* _Brief_
Output every entry exactly as given.

++++++++++

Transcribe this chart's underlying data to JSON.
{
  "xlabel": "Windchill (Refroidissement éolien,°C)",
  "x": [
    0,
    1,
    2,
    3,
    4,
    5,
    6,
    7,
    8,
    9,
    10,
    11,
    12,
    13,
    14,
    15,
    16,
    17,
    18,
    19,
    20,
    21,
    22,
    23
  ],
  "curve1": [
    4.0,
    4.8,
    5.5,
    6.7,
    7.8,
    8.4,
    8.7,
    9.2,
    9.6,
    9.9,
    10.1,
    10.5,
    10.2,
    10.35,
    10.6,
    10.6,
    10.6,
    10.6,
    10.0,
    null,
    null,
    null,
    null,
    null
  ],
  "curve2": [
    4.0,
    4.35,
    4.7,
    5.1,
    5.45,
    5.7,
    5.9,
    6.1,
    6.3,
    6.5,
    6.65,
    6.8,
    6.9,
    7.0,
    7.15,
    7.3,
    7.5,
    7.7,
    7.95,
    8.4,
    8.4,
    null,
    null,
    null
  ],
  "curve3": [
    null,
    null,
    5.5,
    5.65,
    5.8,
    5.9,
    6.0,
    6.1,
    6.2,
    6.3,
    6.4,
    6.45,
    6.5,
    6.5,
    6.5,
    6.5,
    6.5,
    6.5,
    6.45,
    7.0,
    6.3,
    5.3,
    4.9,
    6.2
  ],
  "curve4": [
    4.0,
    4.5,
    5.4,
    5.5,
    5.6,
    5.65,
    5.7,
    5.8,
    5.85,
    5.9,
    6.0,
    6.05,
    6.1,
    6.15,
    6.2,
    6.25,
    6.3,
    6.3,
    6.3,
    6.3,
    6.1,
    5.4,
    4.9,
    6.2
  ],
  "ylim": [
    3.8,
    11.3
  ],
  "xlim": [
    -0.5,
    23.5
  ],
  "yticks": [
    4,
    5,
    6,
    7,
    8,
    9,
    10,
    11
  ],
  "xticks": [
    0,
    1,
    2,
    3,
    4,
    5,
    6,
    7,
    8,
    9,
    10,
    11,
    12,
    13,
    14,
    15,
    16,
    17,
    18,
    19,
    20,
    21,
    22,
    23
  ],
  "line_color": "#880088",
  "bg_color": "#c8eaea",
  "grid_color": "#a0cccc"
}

++++++++++

* _Task solution_
Transcribe this chart's underlying data to JSON.
{
  "xlabel": "Windchill (Refroidissement éolien,°C)",
  "x": [
    0,
    1,
    2,
    3,
    4,
    5,
    6,
    7,
    8,
    9,
    10,
    11,
    12,
    13,
    14,
    15,
    16,
    17,
    18,
    19,
    20,
    21,
    22,
    23
  ],
  "curve1": [
    4.0,
    4.8,
    5.5,
    6.7,
    7.8,
    8.4,
    8.7,
    9.2,
    9.6,
    9.9,
    10.1,
    10.5,
    10.2,
    10.35,
    10.6,
    10.6,
    10.6,
    10.6,
    10.0,
    null,
    null,
    null,
    null,
    null
  ],
  "curve2": [
    4.0,
    4.35,
    4.7,
    5.1,
    5.45,
    5.7,
    5.9,
    6.1,
    6.3,
    6.5,
    6.65,
    6.8,
    6.9,
    7.0,
    7.15,
    7.3,
    7.5,
    7.7,
    7.95,
    8.4,
    8.4,
    null,
    null,
    null
  ],
  "curve3": [
    null,
    null,
    5.5,
    5.65,
    5.8,
    5.9,
    6.0,
    6.1,
    6.2,
    6.3,
    6.4,
    6.45,
    6.5,
    6.5,
    6.5,
    6.5,
    6.5,
    6.5,
    6.45,
    7.0,
    6.3,
    5.3,
    4.9,
    6.2
  ],
  "curve4": [
    4.0,
    4.5,
    5.4,
    5.5,
    5.6,
    5.65,
    5.7,
    5.8,
    5.85,
    5.9,
    6.0,
    6.05,
    6.1,
    6.15,
    6.2,
    6.25,
    6.3,
    6.3,
    6.3,
    6.3,
    6.1,
    5.4,
    4.9,
    6.2
  ],
  "ylim": [
    3.8,
    11.3
  ],
  "xlim": [
    -0.5,
    23.5
  ],
  "yticks": [
    4,
    5,
    6,
    7,
    8,
    9,
    10,
    11
  ],
  "xticks": [
    0,
    1,
    2,
    3,
    4,
    5,
    6,
    7,
    8,
    9,
    10,
    11,
    12,
    13,
    14,
    15,
    16,
    17,
    18,
    19,
    20,
    21,
    22,
    23
  ],
  "line_color": "#880088",
  "bg_color": "#c8eaea",
  "grid_color": "#a0cccc"
}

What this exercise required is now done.